━━ Dataset records

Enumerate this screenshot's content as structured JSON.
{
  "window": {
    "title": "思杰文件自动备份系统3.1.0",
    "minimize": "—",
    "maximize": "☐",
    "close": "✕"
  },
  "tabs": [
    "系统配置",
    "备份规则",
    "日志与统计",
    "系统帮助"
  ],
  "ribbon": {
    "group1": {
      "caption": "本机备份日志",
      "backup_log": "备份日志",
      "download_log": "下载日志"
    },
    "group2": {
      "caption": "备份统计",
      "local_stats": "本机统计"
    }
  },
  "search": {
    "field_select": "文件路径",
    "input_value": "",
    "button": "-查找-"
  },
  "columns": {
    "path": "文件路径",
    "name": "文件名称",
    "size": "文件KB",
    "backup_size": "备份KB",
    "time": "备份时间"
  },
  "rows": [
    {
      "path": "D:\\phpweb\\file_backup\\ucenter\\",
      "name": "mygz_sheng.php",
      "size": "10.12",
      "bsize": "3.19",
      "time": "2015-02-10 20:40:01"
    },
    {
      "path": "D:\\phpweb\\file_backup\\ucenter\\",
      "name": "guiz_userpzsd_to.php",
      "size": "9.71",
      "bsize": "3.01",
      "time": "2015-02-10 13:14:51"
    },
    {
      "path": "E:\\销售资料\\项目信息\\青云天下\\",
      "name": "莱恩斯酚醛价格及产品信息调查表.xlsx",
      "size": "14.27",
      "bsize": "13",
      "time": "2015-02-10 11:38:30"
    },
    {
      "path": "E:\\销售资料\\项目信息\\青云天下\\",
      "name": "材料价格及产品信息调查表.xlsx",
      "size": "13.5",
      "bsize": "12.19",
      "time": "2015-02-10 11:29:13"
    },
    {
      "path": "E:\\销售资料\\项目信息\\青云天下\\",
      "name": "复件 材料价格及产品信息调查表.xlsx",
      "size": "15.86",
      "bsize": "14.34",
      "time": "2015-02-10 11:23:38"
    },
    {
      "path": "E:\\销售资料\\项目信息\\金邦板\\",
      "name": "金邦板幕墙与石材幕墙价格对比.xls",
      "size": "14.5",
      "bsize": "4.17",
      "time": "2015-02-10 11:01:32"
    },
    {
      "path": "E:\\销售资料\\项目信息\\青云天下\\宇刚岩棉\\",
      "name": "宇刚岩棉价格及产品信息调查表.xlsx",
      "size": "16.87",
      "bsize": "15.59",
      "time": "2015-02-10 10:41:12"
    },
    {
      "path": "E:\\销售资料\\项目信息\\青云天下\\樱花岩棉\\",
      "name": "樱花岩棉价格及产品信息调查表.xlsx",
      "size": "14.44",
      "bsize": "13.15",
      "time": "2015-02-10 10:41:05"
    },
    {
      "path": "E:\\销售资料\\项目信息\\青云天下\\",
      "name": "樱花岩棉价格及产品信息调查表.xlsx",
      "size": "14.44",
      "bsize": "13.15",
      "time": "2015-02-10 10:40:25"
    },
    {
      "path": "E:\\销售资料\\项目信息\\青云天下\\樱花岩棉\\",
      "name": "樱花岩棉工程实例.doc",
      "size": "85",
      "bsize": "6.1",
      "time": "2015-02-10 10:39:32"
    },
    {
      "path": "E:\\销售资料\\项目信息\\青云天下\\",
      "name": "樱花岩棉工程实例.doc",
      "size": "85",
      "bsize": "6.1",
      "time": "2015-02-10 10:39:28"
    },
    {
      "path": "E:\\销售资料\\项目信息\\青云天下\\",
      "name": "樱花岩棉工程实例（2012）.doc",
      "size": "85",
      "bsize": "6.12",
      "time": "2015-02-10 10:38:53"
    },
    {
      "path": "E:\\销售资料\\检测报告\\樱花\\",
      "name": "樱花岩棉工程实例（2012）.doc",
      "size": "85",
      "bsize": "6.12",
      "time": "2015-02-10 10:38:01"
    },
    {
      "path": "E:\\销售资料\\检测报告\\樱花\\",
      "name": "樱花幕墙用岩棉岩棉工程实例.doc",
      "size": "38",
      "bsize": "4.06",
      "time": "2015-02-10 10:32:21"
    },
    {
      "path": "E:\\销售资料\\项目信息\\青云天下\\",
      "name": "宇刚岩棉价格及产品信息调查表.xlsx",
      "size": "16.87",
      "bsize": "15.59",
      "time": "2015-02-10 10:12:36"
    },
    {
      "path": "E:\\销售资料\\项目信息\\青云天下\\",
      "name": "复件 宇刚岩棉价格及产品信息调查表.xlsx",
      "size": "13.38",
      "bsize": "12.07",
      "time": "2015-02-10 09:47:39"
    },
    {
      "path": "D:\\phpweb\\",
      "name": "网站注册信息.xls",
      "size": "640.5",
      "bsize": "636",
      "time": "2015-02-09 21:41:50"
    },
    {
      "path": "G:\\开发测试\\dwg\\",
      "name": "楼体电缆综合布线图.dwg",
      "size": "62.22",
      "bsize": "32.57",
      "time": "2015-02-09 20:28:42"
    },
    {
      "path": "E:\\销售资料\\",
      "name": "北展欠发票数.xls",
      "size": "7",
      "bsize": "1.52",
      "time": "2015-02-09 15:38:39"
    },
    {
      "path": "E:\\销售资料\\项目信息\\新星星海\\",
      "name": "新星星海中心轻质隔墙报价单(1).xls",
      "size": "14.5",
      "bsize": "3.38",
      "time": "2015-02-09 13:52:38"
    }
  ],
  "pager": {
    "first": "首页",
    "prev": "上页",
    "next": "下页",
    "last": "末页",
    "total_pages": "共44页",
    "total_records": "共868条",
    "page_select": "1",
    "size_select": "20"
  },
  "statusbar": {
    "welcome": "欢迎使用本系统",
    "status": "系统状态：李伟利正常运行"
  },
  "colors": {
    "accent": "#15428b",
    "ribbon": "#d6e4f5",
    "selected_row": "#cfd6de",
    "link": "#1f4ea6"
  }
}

━━━━

• _Aim of the task_: Your task is to repeat every line exactly.

• _Result of the exercise_:
Enumerate this screenshot's content as structured JSON.
{
  "window": {
    "title": "思杰文件自动备份系统3.1.0",
    "minimize": "—",
    "maximize": "☐",
    "close": "✕"
  },
  "tabs": [
    "系统配置",
    "备份规则",
    "日志与统计",
    "系统帮助"
  ],
  "ribbon": {
    "group1": {
      "caption": "本机备份日志",
      "backup_log": "备份日志",
      "download_log": "下载日志"
    },
    "group2": {
      "caption": "备份统计",
      "local_stats": "本机统计"
    }
  },
  "search": {
    "field_select": "文件路径",
    "input_value": "",
    "button": "-查找-"
  },
  "columns": {
    "path": "文件路径",
    "name": "文件名称",
    "size": "文件KB",
    "backup_size": "备份KB",
    "time": "备份时间"
  },
  "rows": [
    {
      "path": "D:\\phpweb\\file_backup\\ucenter\\",
      "name": "mygz_sheng.php",
      "size": "10.12",
      "bsize": "3.19",
      "time": "2015-02-10 20:40:01"
    },
    {
      "path": "D:\\phpweb\\file_backup\\ucenter\\",
      "name": "guiz_userpzsd_to.php",
      "size": "9.71",
      "bsize": "3.01",
      "time": "2015-02-10 13:14:51"
    },
    {
      "path": "E:\\销售资料\\项目信息\\青云天下\\",
      "name": "莱恩斯酚醛价格及产品信息调查表.xlsx",
      "size": "14.27",
      "bsize": "13",
      "time": "2015-02-10 11:38:30"
    },
    {
      "path": "E:\\销售资料\\项目信息\\青云天下\\",
      "name": "材料价格及产品信息调查表.xlsx",
      "size": "13.5",
      "bsize": "12.19",
      "time": "2015-02-10 11:29:13"
    },
    {
      "path": "E:\\销售资料\\项目信息\\青云天下\\",
      "name": "复件 材料价格及产品信息调查表.xlsx",
      "size": "15.86",
      "bsize": "14.34",
      "time": "2015-02-10 11:23:38"
    },
    {
      "path": "E:\\销售资料\\项目信息\\金邦板\\",
      "name": "金邦板幕墙与石材幕墙价格对比.xls",
      "size": "14.5",
      "bsize": "4.17",
      "time": "2015-02-10 11:01:32"
    },
    {
      "path": "E:\\销售资料\\项目信息\\青云天下\\宇刚岩棉\\",
      "name": "宇刚岩棉价格及产品信息调查表.xlsx",
      "size": "16.87",
      "bsize": "15.59",
      "time": "2015-02-10 10:41:12"
    },
    {
      "path": "E:\\销售资料\\项目信息\\青云天下\\樱花岩棉\\",
      "name": "樱花岩棉价格及产品信息调查表.xlsx",
      "size": "14.44",
      "bsize": "13.15",
      "time": "2015-02-10 10:41:05"
    },
    {
      "path": "E:\\销售资料\\项目信息\\青云天下\\",
      "name": "樱花岩棉价格及产品信息调查表.xlsx",
      "size": "14.44",
      "bsize": "13.15",
      "time": "2015-02-10 10:40:25"
    },
    {
      "path": "E:\\销售资料\\项目信息\\青云天下\\樱花岩棉\\",
      "name": "樱花岩棉工程实例.doc",
      "size": "85",
      "bsize": "6.1",
      "time": "2015-02-10 10:39:32"
    },
    {
      "path": "E:\\销售资料\\项目信息\\青云天下\\",
      "name": "樱花岩棉工程实例.doc",
      "size": "85",
      "bsize": "6.1",
      "time": "2015-02-10 10:39:28"
    },
    {
      "path": "E:\\销售资料\\项目信息\\青云天下\\",
      "name": "樱花岩棉工程实例（2012）.doc",
      "size": "85",
      "bsize": "6.12",
      "time": "2015-02-10 10:38:53"
    },
    {
      "path": "E:\\销售资料\\检测报告\\樱花\\",
      "name": "樱花岩棉工程实例（2012）.doc",
      "size": "85",
      "bsize": "6.12",
      "time": "2015-02-10 10:38:01"
    },
    {
      "path": "E:\\销售资料\\检测报告\\樱花\\",
      "name": "樱花幕墙用岩棉岩棉工程实例.doc",
      "size": "38",
      "bsize": "4.06",
      "time": "2015-02-10 10:32:21"
    },
    {
      "path": "E:\\销售资料\\项目信息\\青云天下\\",
      "name": "宇刚岩棉价格及产品信息调查表.xlsx",
      "size": "16.87",
      "bsize": "15.59",
      "time": "2015-02-10 10:12:36"
    },
    {
      "path": "E:\\销售资料\\项目信息\\青云天下\\",
      "name": "复件 宇刚岩棉价格及产品信息调查表.xlsx",
      "size": "13.38",
      "bsize": "12.07",
      "time": "2015-02-10 09:47:39"
    },
    {
      "path": "D:\\phpweb\\",
      "name": "网站注册信息.xls",
      "size": "640.5",
      "bsize": "636",
      "time": "2015-02-09 21:41:50"
    },
    {
      "path": "G:\\开发测试\\dwg\\",
      "name": "楼体电缆综合布线图.dwg",
      "size": "62.22",
      "bsize": "32.57",
      "time": "2015-02-09 20:28:42"
    },
    {
      "path": "E:\\销售资料\\",
      "name": "北展欠发票数.xls",
      "size": "7",
      "bsize": "1.52",
      "time": "2015-02-09 15:38:39"
    },
    {
      "path": "E:\\销售资料\\项目信息\\新星星海\\",
      "name": "新星星海中心轻质隔墙报价单(1).xls",
      "size": "14.5",
      "bsize": "3.38",
      "time": "2015-02-09 13:52:38"
    }
  ],
  "pager": {
    "first": "首页",
    "prev": "上页",
    "next": "下页",
    "last": "末页",
    "total_pages": "共44页",
    "total_records": "共868条",
    "page_select": "1",
    "size_select": "20"
  },
  "statusbar": {
    "welcome": "欢迎使用本系统",
    "status": "系统状态：李伟利正常运行"
  },
  "colors": {
    "accent": "#15428b",
    "ribbon": "#d6e4f5",
    "selected_row": "#cfd6de",
    "link": "#1f4ea6"
  }
}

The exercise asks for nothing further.